→ **The request**: Scan the entries below and report only how many lines contain "content".

→ **Records shown**:
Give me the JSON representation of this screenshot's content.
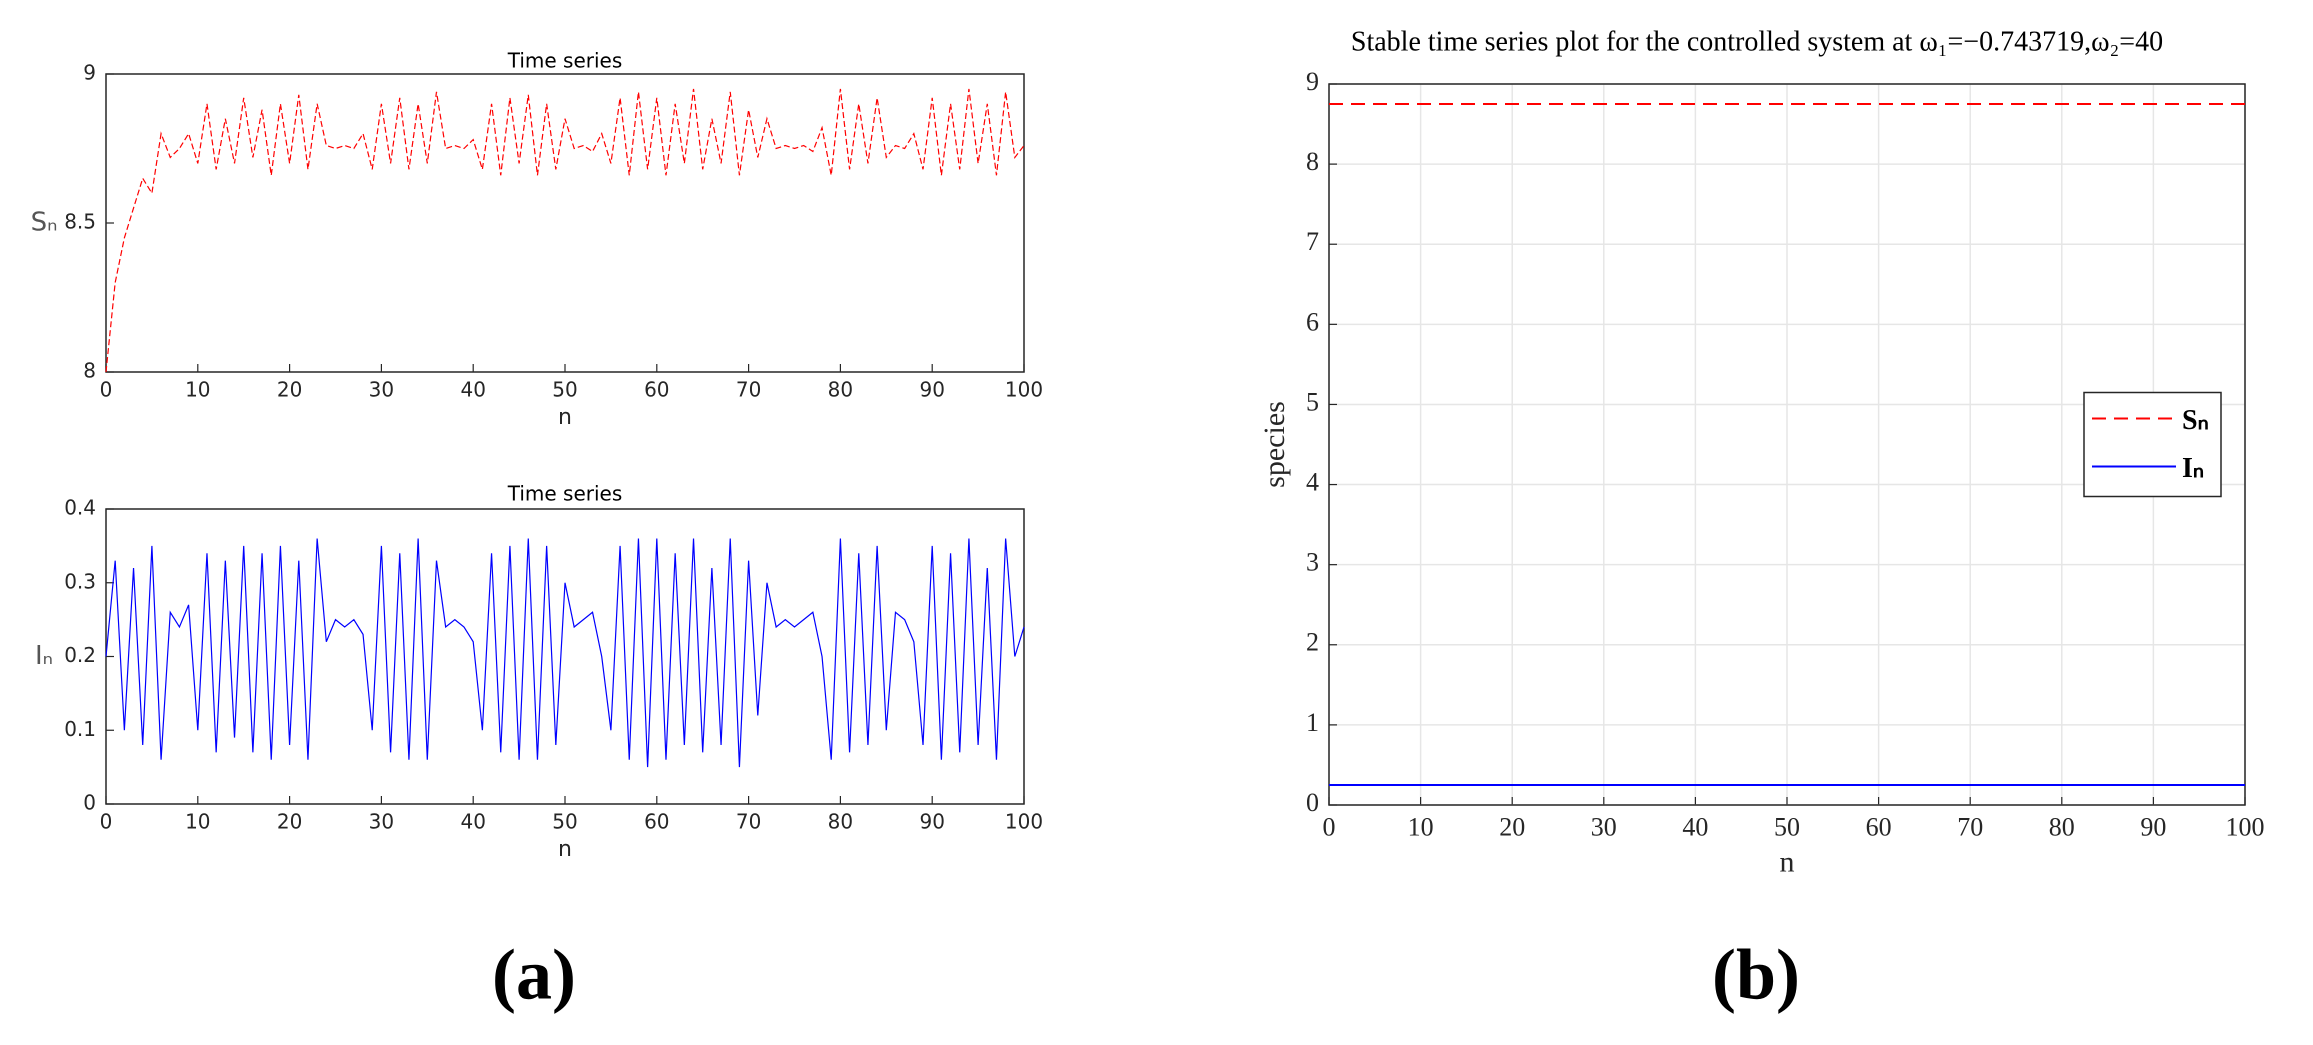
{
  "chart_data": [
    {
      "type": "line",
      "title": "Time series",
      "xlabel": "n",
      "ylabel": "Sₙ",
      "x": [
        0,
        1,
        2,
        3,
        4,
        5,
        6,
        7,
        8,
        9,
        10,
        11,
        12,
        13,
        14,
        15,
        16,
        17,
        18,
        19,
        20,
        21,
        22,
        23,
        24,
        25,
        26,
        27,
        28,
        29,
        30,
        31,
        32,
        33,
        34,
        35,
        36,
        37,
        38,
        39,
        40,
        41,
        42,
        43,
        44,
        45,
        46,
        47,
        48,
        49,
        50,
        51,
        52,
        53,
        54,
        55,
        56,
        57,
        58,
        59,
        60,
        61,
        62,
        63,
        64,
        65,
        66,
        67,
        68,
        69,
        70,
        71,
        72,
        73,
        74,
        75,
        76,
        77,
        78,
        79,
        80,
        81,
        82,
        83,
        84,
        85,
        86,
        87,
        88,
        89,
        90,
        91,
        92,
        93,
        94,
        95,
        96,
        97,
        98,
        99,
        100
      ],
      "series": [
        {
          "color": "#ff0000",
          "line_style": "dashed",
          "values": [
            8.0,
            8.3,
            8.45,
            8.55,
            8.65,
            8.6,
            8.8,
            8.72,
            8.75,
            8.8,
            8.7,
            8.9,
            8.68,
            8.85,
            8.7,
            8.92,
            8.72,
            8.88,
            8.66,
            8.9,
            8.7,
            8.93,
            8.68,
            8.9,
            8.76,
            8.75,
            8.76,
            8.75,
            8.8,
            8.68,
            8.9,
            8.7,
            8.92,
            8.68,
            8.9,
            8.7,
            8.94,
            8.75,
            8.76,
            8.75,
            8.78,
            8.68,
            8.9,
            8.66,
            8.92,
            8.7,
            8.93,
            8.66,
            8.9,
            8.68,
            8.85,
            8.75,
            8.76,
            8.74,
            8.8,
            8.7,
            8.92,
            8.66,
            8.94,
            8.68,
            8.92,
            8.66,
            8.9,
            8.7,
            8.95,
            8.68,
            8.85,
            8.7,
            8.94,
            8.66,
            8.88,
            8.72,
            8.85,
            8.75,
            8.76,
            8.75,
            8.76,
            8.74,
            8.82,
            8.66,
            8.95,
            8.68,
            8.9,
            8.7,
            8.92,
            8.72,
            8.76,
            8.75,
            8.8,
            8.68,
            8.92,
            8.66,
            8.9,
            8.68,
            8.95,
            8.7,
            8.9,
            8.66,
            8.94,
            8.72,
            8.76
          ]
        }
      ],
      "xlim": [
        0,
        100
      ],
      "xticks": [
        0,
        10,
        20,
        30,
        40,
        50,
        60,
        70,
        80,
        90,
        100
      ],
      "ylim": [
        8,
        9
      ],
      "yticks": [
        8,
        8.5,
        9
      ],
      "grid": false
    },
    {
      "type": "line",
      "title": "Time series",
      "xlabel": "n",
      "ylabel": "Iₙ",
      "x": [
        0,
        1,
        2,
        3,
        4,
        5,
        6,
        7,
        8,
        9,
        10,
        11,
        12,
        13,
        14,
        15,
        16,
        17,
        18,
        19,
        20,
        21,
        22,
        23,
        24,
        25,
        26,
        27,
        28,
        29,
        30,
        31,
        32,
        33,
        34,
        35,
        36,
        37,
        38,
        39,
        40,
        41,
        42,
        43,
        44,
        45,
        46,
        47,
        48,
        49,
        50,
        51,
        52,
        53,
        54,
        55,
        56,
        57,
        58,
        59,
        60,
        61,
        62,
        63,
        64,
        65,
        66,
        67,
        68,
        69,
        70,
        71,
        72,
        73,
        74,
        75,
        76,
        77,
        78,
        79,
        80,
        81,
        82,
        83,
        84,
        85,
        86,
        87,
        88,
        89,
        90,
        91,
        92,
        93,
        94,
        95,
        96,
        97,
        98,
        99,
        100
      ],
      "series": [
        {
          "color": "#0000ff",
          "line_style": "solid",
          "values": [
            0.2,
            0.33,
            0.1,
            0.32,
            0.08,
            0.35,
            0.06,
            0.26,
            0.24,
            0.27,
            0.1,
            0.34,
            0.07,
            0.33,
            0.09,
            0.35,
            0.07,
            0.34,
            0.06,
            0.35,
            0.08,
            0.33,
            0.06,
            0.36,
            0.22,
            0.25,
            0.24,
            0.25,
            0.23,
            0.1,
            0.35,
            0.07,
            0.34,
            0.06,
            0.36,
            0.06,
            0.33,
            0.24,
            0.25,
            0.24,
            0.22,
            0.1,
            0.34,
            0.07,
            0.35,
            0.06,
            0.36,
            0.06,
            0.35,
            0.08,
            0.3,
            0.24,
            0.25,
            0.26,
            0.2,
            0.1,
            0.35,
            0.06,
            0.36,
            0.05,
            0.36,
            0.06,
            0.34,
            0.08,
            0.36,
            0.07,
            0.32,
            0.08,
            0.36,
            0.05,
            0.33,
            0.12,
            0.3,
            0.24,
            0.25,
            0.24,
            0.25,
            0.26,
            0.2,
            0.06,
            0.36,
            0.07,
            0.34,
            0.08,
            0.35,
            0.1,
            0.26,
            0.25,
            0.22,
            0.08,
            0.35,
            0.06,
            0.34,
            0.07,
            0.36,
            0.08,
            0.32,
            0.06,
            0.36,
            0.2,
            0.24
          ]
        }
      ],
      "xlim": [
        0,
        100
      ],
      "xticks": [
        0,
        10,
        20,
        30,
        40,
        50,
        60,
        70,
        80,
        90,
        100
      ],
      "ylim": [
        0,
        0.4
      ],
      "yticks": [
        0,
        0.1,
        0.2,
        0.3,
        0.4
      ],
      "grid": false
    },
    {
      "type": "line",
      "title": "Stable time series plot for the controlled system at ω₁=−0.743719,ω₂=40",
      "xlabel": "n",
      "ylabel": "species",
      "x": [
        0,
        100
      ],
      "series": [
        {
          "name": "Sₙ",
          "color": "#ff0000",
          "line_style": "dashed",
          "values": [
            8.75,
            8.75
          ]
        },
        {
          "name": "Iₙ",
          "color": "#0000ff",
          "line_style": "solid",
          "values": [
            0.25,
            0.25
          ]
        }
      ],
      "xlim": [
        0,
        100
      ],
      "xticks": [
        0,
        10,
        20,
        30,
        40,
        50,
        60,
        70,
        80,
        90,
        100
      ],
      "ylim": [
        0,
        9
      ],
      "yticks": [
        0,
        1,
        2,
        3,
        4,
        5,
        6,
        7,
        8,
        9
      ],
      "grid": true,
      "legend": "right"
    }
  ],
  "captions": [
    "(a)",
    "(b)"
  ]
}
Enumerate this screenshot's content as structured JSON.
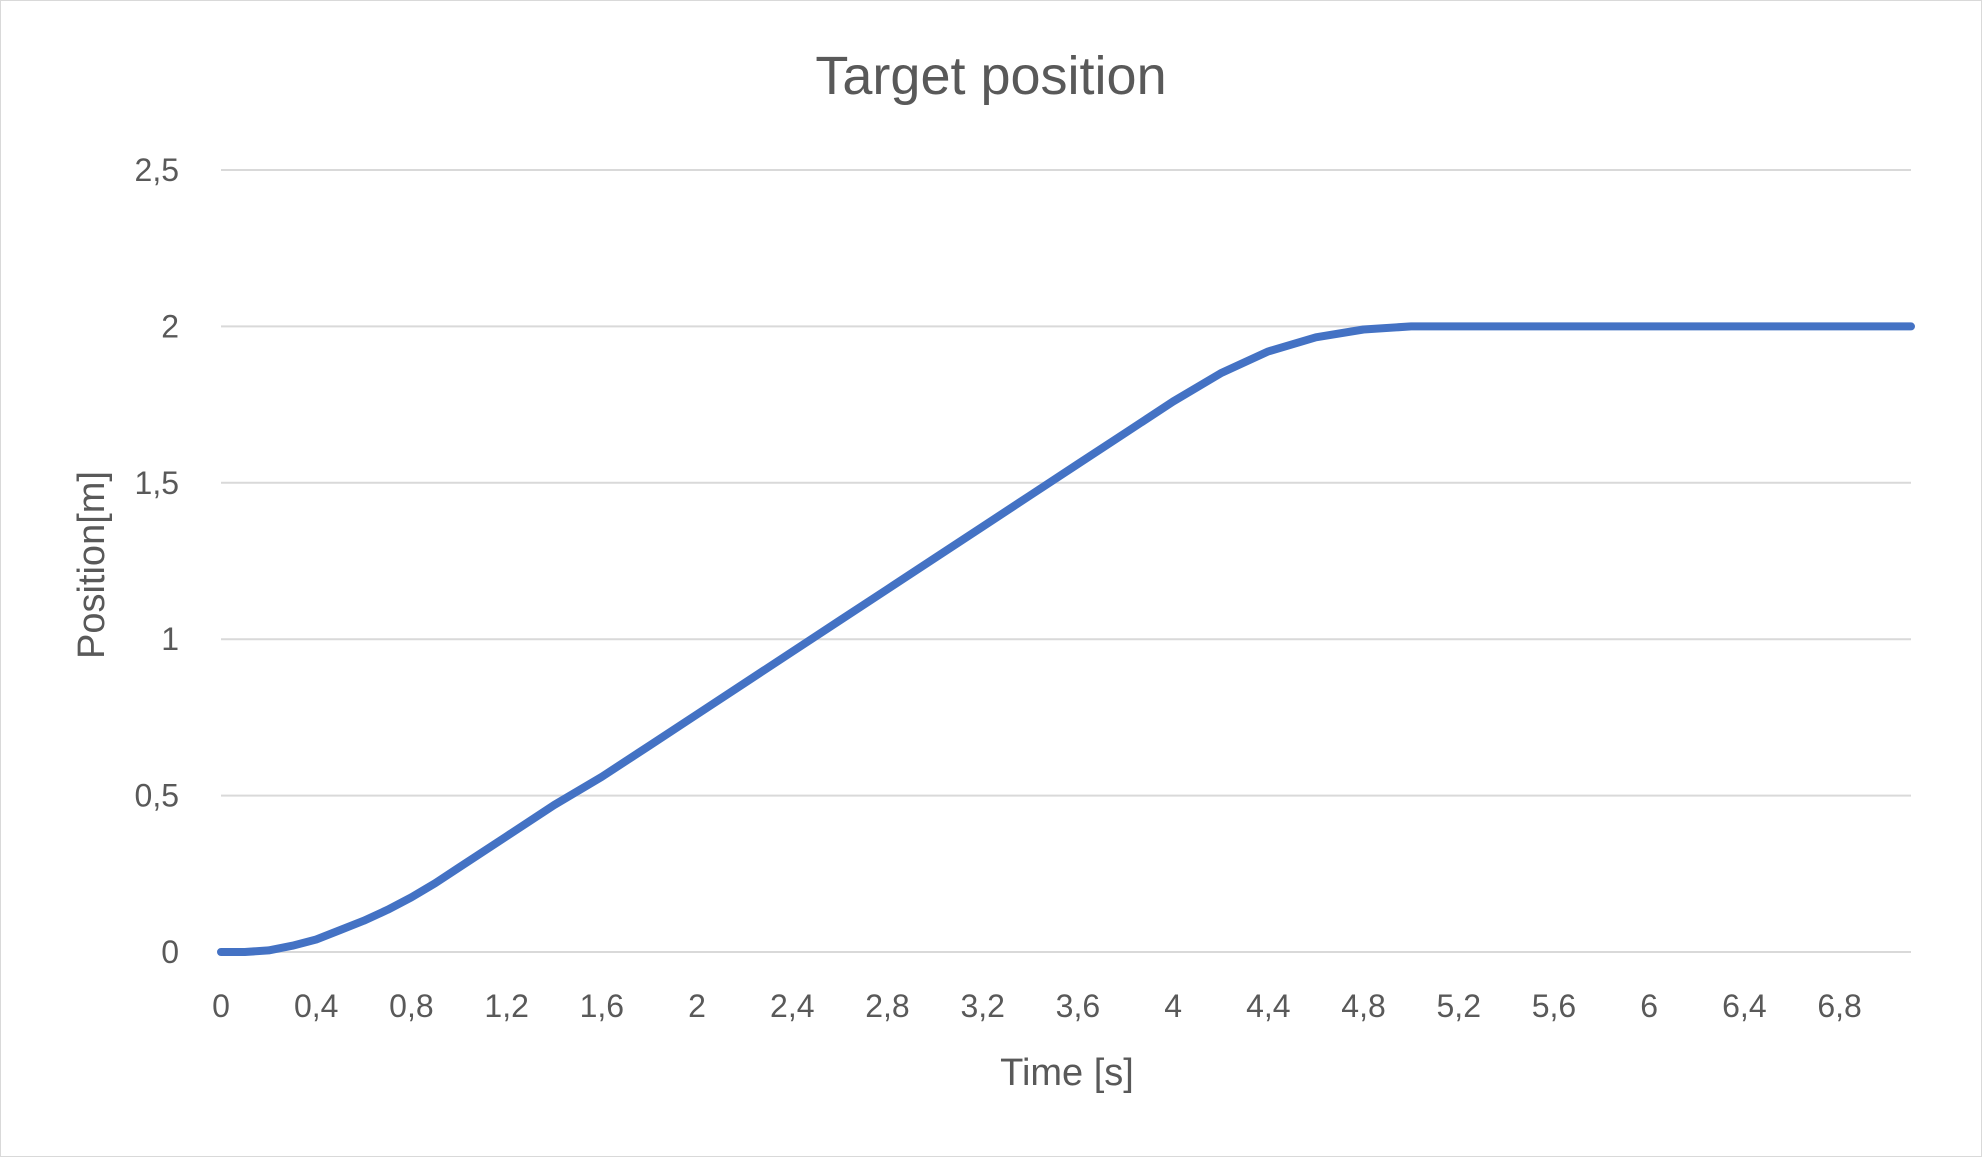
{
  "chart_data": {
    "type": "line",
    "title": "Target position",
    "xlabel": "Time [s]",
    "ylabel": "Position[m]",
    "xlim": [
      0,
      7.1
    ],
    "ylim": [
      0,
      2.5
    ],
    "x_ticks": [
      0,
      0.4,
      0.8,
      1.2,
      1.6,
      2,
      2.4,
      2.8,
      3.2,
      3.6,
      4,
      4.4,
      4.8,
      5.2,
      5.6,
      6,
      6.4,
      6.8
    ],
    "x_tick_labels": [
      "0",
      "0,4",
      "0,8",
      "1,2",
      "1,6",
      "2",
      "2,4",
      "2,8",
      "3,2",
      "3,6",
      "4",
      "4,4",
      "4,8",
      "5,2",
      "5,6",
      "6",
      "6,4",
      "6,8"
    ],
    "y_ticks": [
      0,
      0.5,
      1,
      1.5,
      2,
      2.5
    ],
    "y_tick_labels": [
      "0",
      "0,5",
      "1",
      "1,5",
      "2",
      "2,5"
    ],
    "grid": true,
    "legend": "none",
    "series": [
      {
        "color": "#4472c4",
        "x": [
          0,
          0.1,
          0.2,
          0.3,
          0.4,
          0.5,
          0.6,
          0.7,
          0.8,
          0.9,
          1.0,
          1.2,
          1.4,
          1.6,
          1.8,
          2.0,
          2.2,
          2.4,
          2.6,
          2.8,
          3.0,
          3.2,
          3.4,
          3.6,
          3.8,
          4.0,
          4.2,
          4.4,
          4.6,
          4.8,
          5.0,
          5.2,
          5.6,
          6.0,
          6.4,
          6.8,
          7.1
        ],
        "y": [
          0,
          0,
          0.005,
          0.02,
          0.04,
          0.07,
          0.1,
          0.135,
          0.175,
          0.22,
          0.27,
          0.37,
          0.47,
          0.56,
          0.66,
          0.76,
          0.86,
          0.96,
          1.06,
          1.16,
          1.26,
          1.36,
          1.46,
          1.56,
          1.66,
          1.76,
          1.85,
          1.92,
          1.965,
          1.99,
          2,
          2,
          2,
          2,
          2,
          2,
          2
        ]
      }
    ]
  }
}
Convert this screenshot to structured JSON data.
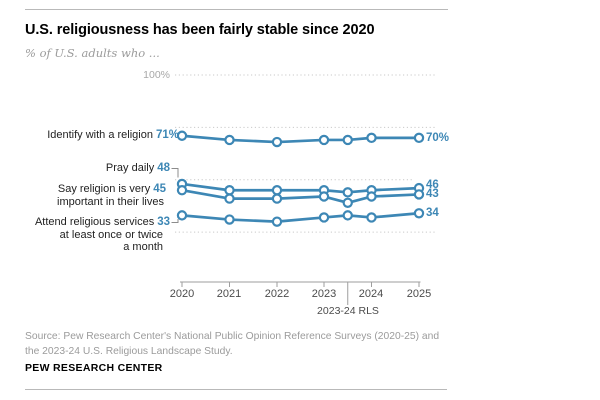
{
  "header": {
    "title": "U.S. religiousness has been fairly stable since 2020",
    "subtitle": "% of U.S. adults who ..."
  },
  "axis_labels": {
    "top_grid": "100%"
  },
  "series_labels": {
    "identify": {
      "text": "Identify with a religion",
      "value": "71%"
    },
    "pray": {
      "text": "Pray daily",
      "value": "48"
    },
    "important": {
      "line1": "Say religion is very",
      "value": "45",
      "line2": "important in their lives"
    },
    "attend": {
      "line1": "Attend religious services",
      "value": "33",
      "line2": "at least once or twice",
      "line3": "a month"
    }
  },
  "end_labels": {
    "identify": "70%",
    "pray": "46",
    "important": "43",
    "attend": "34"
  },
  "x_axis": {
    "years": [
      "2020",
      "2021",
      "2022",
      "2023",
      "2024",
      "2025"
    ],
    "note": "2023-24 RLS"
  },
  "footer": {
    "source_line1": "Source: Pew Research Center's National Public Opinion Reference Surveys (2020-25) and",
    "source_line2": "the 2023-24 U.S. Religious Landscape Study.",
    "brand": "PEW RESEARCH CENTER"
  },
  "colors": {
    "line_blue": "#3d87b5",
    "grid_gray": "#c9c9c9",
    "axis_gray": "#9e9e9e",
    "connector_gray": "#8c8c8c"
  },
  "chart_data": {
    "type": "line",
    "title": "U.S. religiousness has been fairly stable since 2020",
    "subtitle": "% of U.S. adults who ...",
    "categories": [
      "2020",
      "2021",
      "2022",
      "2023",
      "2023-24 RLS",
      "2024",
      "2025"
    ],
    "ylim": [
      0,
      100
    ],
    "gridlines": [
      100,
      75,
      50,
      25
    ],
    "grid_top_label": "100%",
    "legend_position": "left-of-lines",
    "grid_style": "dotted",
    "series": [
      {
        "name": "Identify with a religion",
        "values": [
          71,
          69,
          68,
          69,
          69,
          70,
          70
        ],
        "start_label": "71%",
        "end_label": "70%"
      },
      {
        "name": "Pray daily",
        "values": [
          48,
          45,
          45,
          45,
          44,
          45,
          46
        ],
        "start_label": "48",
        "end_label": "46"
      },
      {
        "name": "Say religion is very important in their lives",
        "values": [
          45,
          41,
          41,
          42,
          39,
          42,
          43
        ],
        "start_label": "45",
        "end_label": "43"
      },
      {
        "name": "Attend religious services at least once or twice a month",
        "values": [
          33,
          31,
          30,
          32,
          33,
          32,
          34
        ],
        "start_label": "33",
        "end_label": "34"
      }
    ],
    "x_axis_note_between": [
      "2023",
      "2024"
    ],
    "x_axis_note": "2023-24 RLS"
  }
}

→ **The reply**: 2